== Task requirements ==
A. Answer these from the article on teaching a child to read at home:
(i) How many individual phonemes does the article say the English language has?
(ii) What job does the writer say they hold?
(iii) What nonsense word is given as an example?
B. Reproduce the part of the article on teaching a child to read at home between "This year has" and "fully at school.", inclusive.

== Source passage ==
Start

Advertising

How to Teach Your Kid to Read at Home

Advertising
How to Teach Your Kid to Read at Home

This year has forced you to do quite a bit at home—figuring out where your Peloton bike will go, discovering your hidden passion to make macarons (or, perhaps, eat them), among others. For parents of young children, you have a very unique challenge—to teach your kids how to read at home instead of fully at school.

In a previous article, I detailed how you may go about homeschooling your children. This post will be more succinct and highlight a particularly specific skill—the ability to read. Thankfully, the most important academic skill isn’t too scary if you know how to approach the process and what to look for as your young kiddo builds skill in this area.

Phonics, Phonemic Awareness, and Phonological Awareness

Before learning how to teach your kids to read, let me first discuss some quick terminology. Have you heard to terms phonics, phonemic awareness, and/or phonological awareness? Likely, you have not unless you’re an elementary school teacher like me. These terms are often difficult to decipher from one another yet are critical for your success at teaching reading at home.

Let’s start with tackling each of these terms individually.

  • Phonics is simply understanding that each letter has a corresponding sound. For example, you definitely know that “tee” sounds like the letter “T”, right? Yup, right. That’s phonics.
  • Phonemic awareness takes the understanding of phonics and ups the ante a bit. It explains how we can discern that the /c/ at the beginning of the word “cat” is different from the /at/ that follows that sound. (Fun fact! There are 43 individual phonemes in the English language. But fear not, you won’t be quizzing your kiddo).
  • Phonological awareness is similar to phonemic awareness but is, again, a bit loftier. In the previous example, we highlighted the understanding of /c/ in “cat” sounding like a “K”, right? Well, phonological awareness is one’s ability to manipulate the various sound units in a word. So, placing the sound /ack/ with /p/ as the beginning makes a different word sound than if you put /b/ before /ack/.

Tired yet? Fear not. Chances are, your young reader is going to need some support with one of these skills as they begin their reading journey.

So, let’s take a dive into how to know where your child is and what to do if they need phonics, phonemic, or phonological awareness support.

Advertising

Does Your Student Understand Basic Phonics?

Does your student look at a “D” and say “C” or start to pronounce the word “kart” and say “start”? If so, it’s likely they have an issue with the alphabetic principle or, simply, phonics. They may also not be able to produce the correct letter when you give them a sound or vise versa. (Say “K”, and they’ll write “F”, for example.).

What Can I Do to Help My Child Build Phonics?

I’m glad you asked! If you have a Scrabble set or a fancy tablet game with letters, get to building! Talk with your student about the sounds of letters as you construct new and exciting words. And don’t be afraid to create words, too!

Nonsense words are often used to help students understand the basic rules of phonics. For example, “frub” is not a word, but if a student can 1) say it and 2) clap the syllables, they are getting the hang of phonics!

End

== Supplied material ==

Start

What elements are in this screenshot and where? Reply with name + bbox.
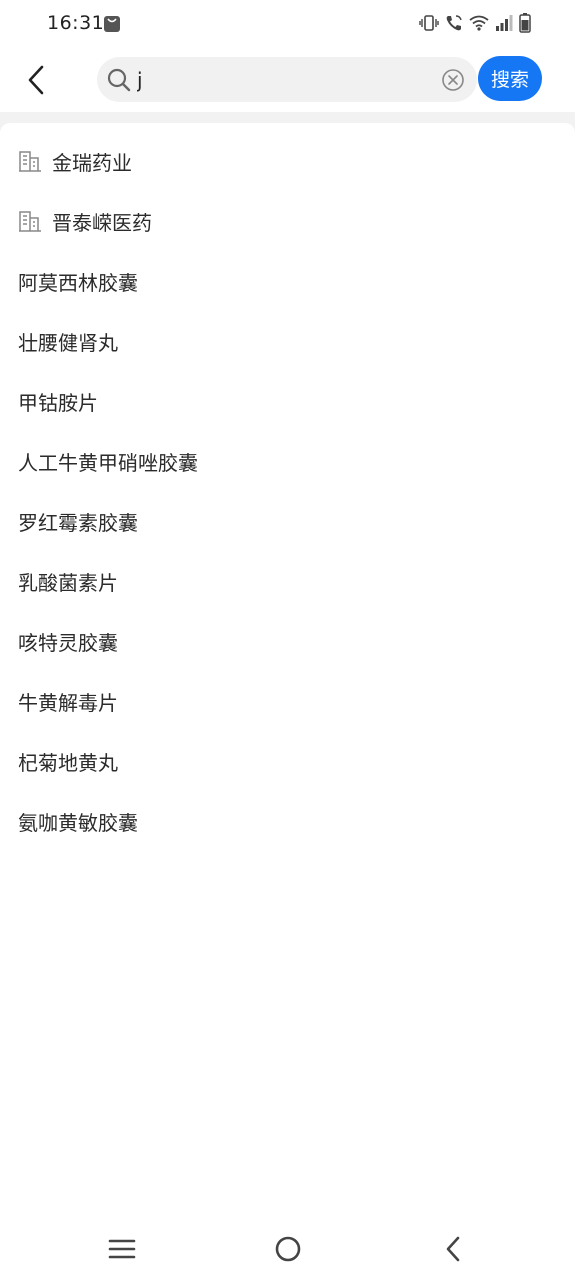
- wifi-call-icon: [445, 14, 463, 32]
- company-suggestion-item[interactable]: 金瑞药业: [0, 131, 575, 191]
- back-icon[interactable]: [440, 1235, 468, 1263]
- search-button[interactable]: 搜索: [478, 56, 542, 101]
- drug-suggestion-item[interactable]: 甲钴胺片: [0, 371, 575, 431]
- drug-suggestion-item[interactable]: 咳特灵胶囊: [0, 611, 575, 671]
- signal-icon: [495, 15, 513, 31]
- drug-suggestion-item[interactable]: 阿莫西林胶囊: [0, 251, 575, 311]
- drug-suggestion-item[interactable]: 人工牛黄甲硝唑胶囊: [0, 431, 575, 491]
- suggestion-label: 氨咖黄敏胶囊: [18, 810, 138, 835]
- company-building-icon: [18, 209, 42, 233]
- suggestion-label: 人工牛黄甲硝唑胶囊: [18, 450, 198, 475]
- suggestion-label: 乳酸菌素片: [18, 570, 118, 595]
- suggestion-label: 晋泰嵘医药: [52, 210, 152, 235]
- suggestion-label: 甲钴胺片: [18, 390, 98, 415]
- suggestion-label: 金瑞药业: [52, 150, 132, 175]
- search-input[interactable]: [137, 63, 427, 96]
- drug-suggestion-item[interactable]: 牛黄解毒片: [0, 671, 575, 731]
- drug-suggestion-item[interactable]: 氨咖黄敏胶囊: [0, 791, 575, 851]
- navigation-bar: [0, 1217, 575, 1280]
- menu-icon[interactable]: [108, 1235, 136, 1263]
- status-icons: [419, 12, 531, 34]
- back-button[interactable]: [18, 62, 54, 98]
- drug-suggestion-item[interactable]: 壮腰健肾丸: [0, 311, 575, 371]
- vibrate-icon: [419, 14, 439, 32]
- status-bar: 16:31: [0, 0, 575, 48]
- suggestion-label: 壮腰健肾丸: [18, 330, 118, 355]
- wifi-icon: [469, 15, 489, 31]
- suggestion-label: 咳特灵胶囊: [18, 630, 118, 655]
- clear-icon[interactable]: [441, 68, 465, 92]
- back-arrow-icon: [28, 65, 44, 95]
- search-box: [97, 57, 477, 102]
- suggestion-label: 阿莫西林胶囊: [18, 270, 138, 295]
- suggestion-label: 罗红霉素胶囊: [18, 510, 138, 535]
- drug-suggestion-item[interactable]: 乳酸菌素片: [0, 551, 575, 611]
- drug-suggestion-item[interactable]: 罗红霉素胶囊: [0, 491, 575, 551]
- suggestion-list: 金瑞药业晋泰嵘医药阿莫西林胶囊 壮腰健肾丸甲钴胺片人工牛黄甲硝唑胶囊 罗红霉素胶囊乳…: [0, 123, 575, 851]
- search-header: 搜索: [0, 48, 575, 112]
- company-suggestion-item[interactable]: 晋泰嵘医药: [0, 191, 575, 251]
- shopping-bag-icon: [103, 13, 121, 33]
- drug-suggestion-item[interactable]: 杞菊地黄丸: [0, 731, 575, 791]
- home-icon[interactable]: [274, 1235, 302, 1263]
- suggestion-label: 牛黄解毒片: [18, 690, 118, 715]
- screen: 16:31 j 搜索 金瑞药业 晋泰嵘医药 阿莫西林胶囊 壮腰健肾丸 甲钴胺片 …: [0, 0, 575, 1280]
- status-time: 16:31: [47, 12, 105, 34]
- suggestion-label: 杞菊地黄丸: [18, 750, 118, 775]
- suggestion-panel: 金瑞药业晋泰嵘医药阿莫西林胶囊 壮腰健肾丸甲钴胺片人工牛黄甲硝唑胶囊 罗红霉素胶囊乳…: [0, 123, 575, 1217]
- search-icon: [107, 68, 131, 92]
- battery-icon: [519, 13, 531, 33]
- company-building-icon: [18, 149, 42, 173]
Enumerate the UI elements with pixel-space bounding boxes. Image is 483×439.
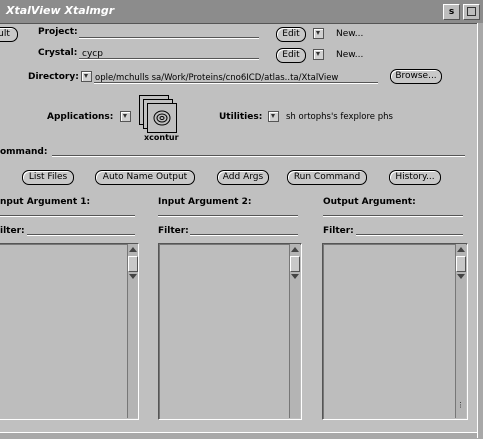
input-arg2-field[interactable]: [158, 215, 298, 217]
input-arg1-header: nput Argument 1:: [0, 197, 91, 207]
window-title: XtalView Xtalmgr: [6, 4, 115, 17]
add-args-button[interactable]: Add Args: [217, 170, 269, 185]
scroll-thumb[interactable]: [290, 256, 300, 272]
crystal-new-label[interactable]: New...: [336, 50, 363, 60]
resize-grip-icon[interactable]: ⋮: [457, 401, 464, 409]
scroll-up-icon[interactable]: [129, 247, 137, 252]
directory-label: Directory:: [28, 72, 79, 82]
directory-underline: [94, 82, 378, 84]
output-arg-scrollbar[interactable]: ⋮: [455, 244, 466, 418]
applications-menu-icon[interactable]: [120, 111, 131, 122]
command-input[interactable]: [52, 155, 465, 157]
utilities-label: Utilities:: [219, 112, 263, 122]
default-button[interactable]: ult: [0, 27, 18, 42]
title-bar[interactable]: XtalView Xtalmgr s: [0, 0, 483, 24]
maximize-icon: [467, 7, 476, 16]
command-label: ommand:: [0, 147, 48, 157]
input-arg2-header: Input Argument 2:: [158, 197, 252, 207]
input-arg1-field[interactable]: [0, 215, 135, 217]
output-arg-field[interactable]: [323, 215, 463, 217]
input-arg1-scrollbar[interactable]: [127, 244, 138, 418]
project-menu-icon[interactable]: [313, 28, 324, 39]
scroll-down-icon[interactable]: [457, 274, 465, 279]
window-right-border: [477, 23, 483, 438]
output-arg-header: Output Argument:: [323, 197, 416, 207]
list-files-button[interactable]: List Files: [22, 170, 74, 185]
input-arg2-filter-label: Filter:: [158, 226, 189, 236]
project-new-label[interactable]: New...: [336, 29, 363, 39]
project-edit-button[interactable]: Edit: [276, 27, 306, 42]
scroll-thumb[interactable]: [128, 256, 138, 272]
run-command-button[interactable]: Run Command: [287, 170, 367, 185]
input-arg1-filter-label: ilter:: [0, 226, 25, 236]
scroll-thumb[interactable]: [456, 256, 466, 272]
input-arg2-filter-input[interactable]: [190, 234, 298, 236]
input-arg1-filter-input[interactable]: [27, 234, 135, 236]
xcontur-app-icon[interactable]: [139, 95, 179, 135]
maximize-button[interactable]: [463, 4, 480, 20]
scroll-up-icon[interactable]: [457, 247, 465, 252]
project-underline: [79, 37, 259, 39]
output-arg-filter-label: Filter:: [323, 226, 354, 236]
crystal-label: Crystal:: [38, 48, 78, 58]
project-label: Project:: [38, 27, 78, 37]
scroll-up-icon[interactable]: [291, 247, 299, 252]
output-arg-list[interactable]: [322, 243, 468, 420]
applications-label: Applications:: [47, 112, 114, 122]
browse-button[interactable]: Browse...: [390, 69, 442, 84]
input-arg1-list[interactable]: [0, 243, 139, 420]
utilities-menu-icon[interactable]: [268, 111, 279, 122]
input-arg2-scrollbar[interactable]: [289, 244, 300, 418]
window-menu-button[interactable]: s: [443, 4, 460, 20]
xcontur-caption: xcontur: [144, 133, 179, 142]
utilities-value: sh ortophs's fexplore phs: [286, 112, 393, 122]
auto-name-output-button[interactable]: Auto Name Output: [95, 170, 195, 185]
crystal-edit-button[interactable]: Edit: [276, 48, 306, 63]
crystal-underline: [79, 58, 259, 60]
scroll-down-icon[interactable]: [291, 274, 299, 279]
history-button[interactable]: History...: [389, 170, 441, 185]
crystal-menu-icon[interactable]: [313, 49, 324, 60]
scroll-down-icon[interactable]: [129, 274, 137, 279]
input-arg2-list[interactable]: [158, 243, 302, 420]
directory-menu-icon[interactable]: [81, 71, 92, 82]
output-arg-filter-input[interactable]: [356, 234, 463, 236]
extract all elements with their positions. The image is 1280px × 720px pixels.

End

== Responses to the exercise ==
A.
(i) 43
(ii) Elementary school teacher
(iii) "frub"

B.
This year has forced you to do quite a bit at home—figuring out where your Peloton bike will go, discovering your hidden passion to make macarons (or, perhaps, eat them), among others. For parents of young children, you have a very unique challenge—to teach your kids how to read at home instead of fully at school.